Short task:
What number of lines contain the word "this"? Reply with the number and nothing else.

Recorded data

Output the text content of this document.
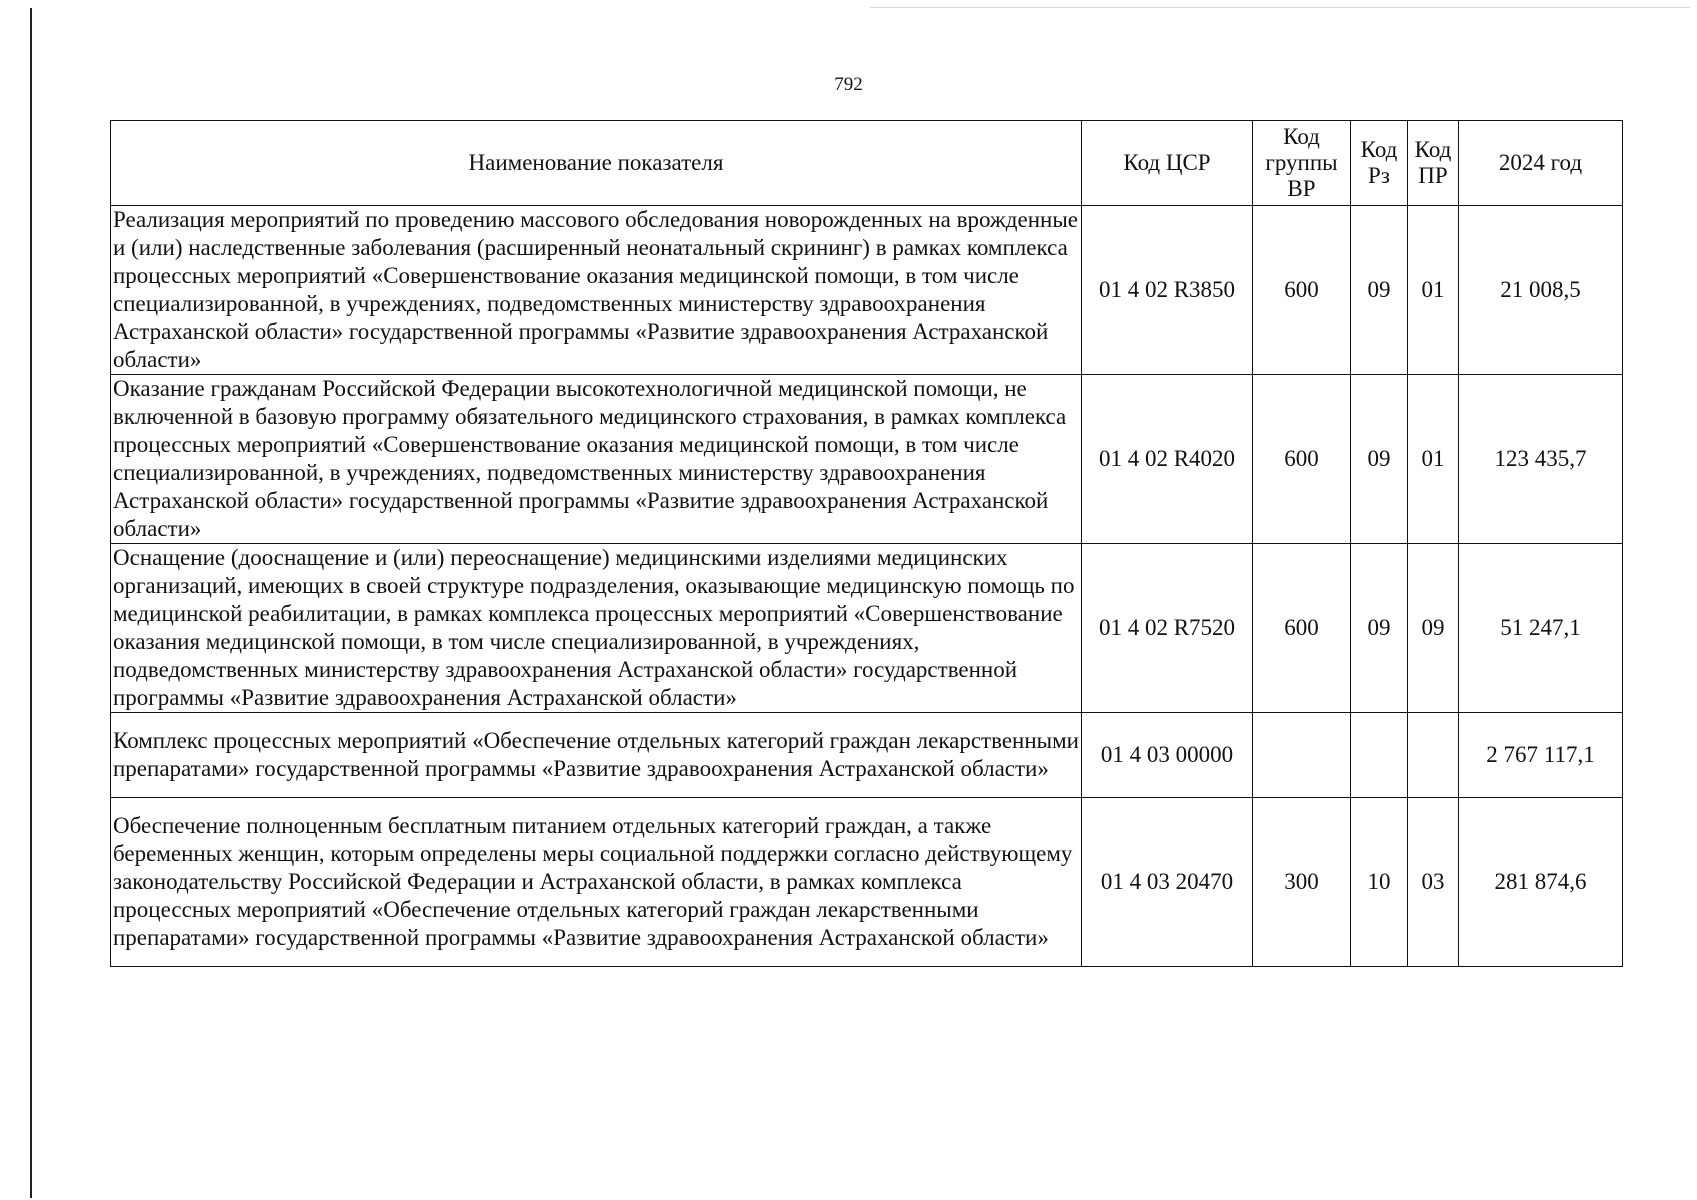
792
Наименование показателя	Код ЦСР	Код группы ВР	Код Рз	Код ПР	2024 год
Реализация мероприятий по проведению массового обследования новорожденных на врожденные и (или) наследственные заболевания (расширенный неонатальный скрининг) в рамках комплекса процессных мероприятий «Совершенствование оказания медицинской помощи, в том числе специализированной, в учреждениях, подведомственных министерству здравоохранения Астраханской области» государственной программы «Развитие здравоохранения Астраханской области»	01 4 02 R3850	600	09	01	21 008,5
Оказание гражданам Российской Федерации высокотехнологичной медицинской помощи, не включенной в базовую программу обязательного медицинского страхования, в рамках комплекса процессных мероприятий «Совершенствование оказания медицинской помощи, в том числе специализированной, в учреждениях, подведомственных министерству здравоохранения Астраханской области» государственной программы «Развитие здравоохранения Астраханской области»	01 4 02 R4020	600	09	01	123 435,7
Оснащение (дооснащение и (или) переоснащение) медицинскими изделиями медицинских организаций, имеющих в своей структуре подразделения, оказывающие медицинскую помощь по медицинской реабилитации, в рамках комплекса процессных мероприятий «Совершенствование оказания медицинской помощи, в том числе специализированной, в учреждениях, подведомственных министерству здравоохранения Астраханской области» государственной программы «Развитие здравоохранения Астраханской области»	01 4 02 R7520	600	09	09	51 247,1
Комплекс процессных мероприятий «Обеспечение отдельных категорий граждан лекарственными препаратами» государственной программы «Развитие здравоохранения Астраханской области»	01 4 03 00000				2 767 117,1
Обеспечение полноценным бесплатным питанием отдельных категорий граждан, а также беременных женщин, которым определены меры социальной поддержки согласно действующему законодательству Российской Федерации и Астраханской области, в рамках комплекса процессных мероприятий «Обеспечение отдельных категорий граждан лекарственными препаратами» государственной программы «Развитие здравоохранения Астраханской области»	01 4 03 20470	300	10	03	281 874,6
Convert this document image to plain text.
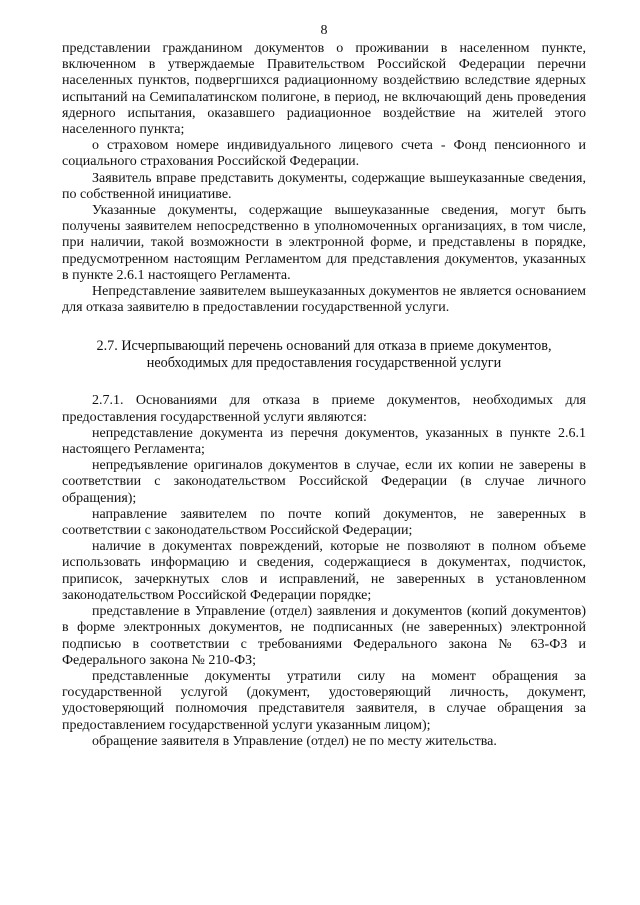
8

представлении гражданином документов о проживании в населенном пункте, включенном в утверждаемые Правительством Российской Федерации перечни населенных пунктов, подвергшихся радиационному воздействию вследствие ядерных испытаний на Семипалатинском полигоне, в период, не включающий день проведения ядерного испытания, оказавшего радиационное воздействие на жителей этого населенного пункта;

о страховом номере индивидуального лицевого счета - Фонд пенсионного и социального страхования Российской Федерации.

Заявитель вправе представить документы, содержащие вышеуказанные сведения, по собственной инициативе.

Указанные документы, содержащие вышеуказанные сведения, могут быть получены заявителем непосредственно в уполномоченных организациях, в том числе, при наличии, такой возможности в электронной форме, и представлены в порядке, предусмотренном настоящим Регламентом для представления документов, указанных в пункте 2.6.1 настоящего Регламента.

Непредставление заявителем вышеуказанных документов не является основанием для отказа заявителю в предоставлении государственной услуги.

2.7. Исчерпывающий перечень оснований для отказа в приеме документов,
необходимых для предоставления государственной услуги

2.7.1. Основаниями для отказа в приеме документов, необходимых для предоставления государственной услуги являются:

непредставление документа из перечня документов, указанных в пункте 2.6.1 настоящего Регламента;

непредъявление оригиналов документов в случае, если их копии не заверены в соответствии с законодательством Российской Федерации (в случае личного обращения);

направление заявителем по почте копий документов, не заверенных в соответствии с законодательством Российской Федерации;

наличие в документах повреждений, которые не позволяют в полном объеме использовать информацию и сведения, содержащиеся в документах, подчисток, приписок, зачеркнутых слов и исправлений, не заверенных в установленном законодательством Российской Федерации порядке;

представление в Управление (отдел) заявления и документов (копий документов) в форме электронных документов, не подписанных (не заверенных) электронной подписью в соответствии с требованиями Федерального закона № 63-ФЗ и Федерального закона № 210-ФЗ;

представленные документы утратили силу на момент обращения за государственной услугой (документ, удостоверяющий личность, документ, удостоверяющий полномочия представителя заявителя, в случае обращения за предоставлением государственной услуги указанным лицом);

обращение заявителя в Управление (отдел) не по месту жительства.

Final result:
2